## Your instructions
Could you reproduce this listing with "Height of straight line (km)" switched to "Straight-line height (km)" everywhere it appears, leaving everything else unchanged?

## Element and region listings
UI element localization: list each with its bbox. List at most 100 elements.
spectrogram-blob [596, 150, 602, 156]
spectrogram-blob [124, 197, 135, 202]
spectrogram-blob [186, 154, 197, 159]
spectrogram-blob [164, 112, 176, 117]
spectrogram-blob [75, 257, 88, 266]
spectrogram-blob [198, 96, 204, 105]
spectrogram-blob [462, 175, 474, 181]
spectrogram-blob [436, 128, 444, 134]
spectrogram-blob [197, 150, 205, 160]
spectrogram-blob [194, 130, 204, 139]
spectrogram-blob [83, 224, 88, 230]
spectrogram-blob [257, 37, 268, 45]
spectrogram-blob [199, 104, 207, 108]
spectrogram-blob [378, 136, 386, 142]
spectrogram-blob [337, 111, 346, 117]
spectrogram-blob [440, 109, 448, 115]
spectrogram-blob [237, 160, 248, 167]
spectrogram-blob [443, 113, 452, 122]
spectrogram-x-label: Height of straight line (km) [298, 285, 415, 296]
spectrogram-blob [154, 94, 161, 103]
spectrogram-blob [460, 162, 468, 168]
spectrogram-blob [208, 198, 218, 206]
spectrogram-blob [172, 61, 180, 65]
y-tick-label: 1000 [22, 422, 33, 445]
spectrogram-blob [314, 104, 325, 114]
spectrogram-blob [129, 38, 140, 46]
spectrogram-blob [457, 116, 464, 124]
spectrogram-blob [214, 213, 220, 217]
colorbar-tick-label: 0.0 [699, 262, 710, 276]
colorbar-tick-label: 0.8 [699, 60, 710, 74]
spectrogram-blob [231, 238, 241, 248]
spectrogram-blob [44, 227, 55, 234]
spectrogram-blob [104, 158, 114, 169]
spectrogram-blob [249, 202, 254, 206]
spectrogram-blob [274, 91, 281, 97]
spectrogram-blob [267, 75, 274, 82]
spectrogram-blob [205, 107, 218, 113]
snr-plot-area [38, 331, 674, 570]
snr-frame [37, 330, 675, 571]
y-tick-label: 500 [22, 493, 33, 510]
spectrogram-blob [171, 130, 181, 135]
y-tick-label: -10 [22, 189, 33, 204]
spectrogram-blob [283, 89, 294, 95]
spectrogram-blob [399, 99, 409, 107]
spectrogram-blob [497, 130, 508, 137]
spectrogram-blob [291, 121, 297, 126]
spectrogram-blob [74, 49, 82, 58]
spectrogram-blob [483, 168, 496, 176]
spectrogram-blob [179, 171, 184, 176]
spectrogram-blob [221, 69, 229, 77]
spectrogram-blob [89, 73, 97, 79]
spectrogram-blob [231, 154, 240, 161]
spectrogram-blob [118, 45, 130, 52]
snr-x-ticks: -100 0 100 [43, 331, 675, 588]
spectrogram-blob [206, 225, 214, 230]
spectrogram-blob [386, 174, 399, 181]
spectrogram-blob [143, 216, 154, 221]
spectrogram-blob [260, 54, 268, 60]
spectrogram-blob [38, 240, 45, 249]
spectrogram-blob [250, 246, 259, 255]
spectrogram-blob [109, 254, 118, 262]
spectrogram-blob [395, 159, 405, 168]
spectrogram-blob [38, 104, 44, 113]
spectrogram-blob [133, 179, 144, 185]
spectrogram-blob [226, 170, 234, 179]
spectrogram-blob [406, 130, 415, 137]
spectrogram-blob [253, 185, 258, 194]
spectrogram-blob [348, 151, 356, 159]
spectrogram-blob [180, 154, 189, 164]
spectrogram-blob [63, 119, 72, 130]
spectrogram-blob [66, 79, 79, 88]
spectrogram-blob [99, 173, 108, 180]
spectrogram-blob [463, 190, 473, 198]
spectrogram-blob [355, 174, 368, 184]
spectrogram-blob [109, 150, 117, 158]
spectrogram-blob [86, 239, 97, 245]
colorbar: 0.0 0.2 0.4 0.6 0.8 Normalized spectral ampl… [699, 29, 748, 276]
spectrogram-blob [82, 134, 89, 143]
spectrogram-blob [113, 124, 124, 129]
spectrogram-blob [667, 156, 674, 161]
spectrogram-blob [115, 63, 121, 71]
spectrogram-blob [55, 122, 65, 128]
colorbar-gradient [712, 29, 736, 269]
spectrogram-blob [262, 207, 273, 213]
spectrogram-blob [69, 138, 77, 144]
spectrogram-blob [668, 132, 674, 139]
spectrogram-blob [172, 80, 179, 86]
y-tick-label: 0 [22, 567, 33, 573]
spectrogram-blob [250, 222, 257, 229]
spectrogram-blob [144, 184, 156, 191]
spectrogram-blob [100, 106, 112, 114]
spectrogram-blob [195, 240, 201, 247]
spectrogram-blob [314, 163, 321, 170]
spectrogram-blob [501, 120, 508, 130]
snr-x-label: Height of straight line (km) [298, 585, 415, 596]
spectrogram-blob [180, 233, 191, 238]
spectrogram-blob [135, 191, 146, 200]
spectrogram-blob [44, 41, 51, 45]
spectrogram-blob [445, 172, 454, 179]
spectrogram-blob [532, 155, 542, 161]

## Result
UI element localization: list each with its bbox. List at most 100 elements.
spectrogram-blob [596, 150, 602, 156]
spectrogram-blob [124, 197, 135, 202]
spectrogram-blob [186, 154, 197, 159]
spectrogram-blob [164, 112, 176, 117]
spectrogram-blob [75, 257, 88, 266]
spectrogram-blob [198, 96, 204, 105]
spectrogram-blob [462, 175, 474, 181]
spectrogram-blob [436, 128, 444, 134]
spectrogram-blob [197, 150, 205, 160]
spectrogram-blob [194, 130, 204, 139]
spectrogram-blob [83, 224, 88, 230]
spectrogram-blob [257, 37, 268, 45]
spectrogram-blob [199, 104, 207, 108]
spectrogram-blob [378, 136, 386, 142]
spectrogram-blob [337, 111, 346, 117]
spectrogram-blob [440, 109, 448, 115]
spectrogram-blob [237, 160, 248, 167]
spectrogram-blob [443, 113, 452, 122]
spectrogram-x-label: Straight-line height (km) [298, 285, 415, 296]
spectrogram-blob [154, 94, 161, 103]
spectrogram-blob [460, 162, 468, 168]
spectrogram-blob [208, 198, 218, 206]
spectrogram-blob [172, 61, 180, 65]
y-tick-label: 1000 [22, 422, 33, 445]
spectrogram-blob [314, 104, 325, 114]
spectrogram-blob [129, 38, 140, 46]
spectrogram-blob [457, 116, 464, 124]
spectrogram-blob [214, 213, 220, 217]
colorbar-tick-label: 0.0 [699, 262, 710, 276]
colorbar-tick-label: 0.8 [699, 60, 710, 74]
spectrogram-blob [231, 238, 241, 248]
spectrogram-blob [44, 227, 55, 234]
spectrogram-blob [104, 158, 114, 169]
spectrogram-blob [249, 202, 254, 206]
spectrogram-blob [274, 91, 281, 97]
spectrogram-blob [267, 75, 274, 82]
spectrogram-blob [205, 107, 218, 113]
snr-plot-area [38, 331, 674, 570]
snr-frame [37, 330, 675, 571]
y-tick-label: 500 [22, 493, 33, 510]
spectrogram-blob [171, 130, 181, 135]
y-tick-label: -10 [22, 189, 33, 204]
spectrogram-blob [283, 89, 294, 95]
spectrogram-blob [399, 99, 409, 107]
spectrogram-blob [497, 130, 508, 137]
spectrogram-blob [291, 121, 297, 126]
spectrogram-blob [74, 49, 82, 58]
spectrogram-blob [483, 168, 496, 176]
spectrogram-blob [179, 171, 184, 176]
spectrogram-blob [221, 69, 229, 77]
spectrogram-blob [89, 73, 97, 79]
spectrogram-blob [231, 154, 240, 161]
spectrogram-blob [118, 45, 130, 52]
snr-x-ticks: -100 0 100 [43, 331, 675, 588]
spectrogram-blob [206, 225, 214, 230]
spectrogram-blob [386, 174, 399, 181]
spectrogram-blob [143, 216, 154, 221]
spectrogram-blob [260, 54, 268, 60]
spectrogram-blob [38, 240, 45, 249]
spectrogram-blob [250, 246, 259, 255]
spectrogram-blob [109, 254, 118, 262]
spectrogram-blob [395, 159, 405, 168]
spectrogram-blob [38, 104, 44, 113]
spectrogram-blob [133, 179, 144, 185]
spectrogram-blob [226, 170, 234, 179]
spectrogram-blob [406, 130, 415, 137]
spectrogram-blob [253, 185, 258, 194]
spectrogram-blob [348, 151, 356, 159]
spectrogram-blob [180, 154, 189, 164]
spectrogram-blob [63, 119, 72, 130]
spectrogram-blob [66, 79, 79, 88]
spectrogram-blob [99, 173, 108, 180]
spectrogram-blob [463, 190, 473, 198]
spectrogram-blob [355, 174, 368, 184]
spectrogram-blob [109, 150, 117, 158]
spectrogram-blob [86, 239, 97, 245]
colorbar: 0.0 0.2 0.4 0.6 0.8 Normalized spectral ampl… [699, 29, 748, 276]
spectrogram-blob [82, 134, 89, 143]
spectrogram-blob [113, 124, 124, 129]
spectrogram-blob [667, 156, 674, 161]
spectrogram-blob [115, 63, 121, 71]
spectrogram-blob [55, 122, 65, 128]
colorbar-gradient [712, 29, 736, 269]
spectrogram-blob [262, 207, 273, 213]
spectrogram-blob [69, 138, 77, 144]
spectrogram-blob [668, 132, 674, 139]
spectrogram-blob [172, 80, 179, 86]
y-tick-label: 0 [22, 567, 33, 573]
spectrogram-blob [250, 222, 257, 229]
spectrogram-blob [144, 184, 156, 191]
spectrogram-blob [100, 106, 112, 114]
spectrogram-blob [195, 240, 201, 247]
spectrogram-blob [314, 163, 321, 170]
spectrogram-blob [501, 120, 508, 130]
snr-x-label: Straight-line height (km) [298, 585, 415, 596]
spectrogram-blob [180, 233, 191, 238]
spectrogram-blob [135, 191, 146, 200]
spectrogram-blob [44, 41, 51, 45]
spectrogram-blob [445, 172, 454, 179]
spectrogram-blob [532, 155, 542, 161]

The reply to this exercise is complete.